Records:
'''

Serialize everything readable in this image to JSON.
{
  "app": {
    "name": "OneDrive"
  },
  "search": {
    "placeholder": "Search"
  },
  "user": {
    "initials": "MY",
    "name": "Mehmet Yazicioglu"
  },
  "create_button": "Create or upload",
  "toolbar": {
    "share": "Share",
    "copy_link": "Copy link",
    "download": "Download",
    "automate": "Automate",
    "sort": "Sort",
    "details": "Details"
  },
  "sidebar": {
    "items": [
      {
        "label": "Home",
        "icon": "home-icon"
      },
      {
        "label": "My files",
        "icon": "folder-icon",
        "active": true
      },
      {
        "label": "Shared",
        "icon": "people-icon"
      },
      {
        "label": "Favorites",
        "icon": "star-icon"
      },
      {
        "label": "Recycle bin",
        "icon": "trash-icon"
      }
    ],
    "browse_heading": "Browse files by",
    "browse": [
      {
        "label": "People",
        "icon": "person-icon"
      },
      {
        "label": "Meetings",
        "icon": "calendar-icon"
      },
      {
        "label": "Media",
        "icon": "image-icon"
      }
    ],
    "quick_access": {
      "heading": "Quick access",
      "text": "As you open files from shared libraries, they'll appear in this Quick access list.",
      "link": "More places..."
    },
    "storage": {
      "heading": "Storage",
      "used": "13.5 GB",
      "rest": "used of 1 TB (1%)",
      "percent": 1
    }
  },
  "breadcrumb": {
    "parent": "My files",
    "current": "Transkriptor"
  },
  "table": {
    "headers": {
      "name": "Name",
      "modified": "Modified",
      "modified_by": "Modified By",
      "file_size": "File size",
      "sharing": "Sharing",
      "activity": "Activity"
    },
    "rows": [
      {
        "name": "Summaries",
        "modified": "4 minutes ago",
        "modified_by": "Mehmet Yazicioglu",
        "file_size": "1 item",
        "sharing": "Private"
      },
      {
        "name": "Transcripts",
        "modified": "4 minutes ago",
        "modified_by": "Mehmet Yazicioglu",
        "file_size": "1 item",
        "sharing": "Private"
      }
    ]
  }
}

'''

## To be done
Copy every line from the entries that contains the word "label".

## Exercise answer
        "label": "Home",
        "label": "My files",
        "label": "Shared",
        "label": "Favorites",
        "label": "Recycle bin",
        "label": "People",
        "label": "Meetings",
        "label": "Media",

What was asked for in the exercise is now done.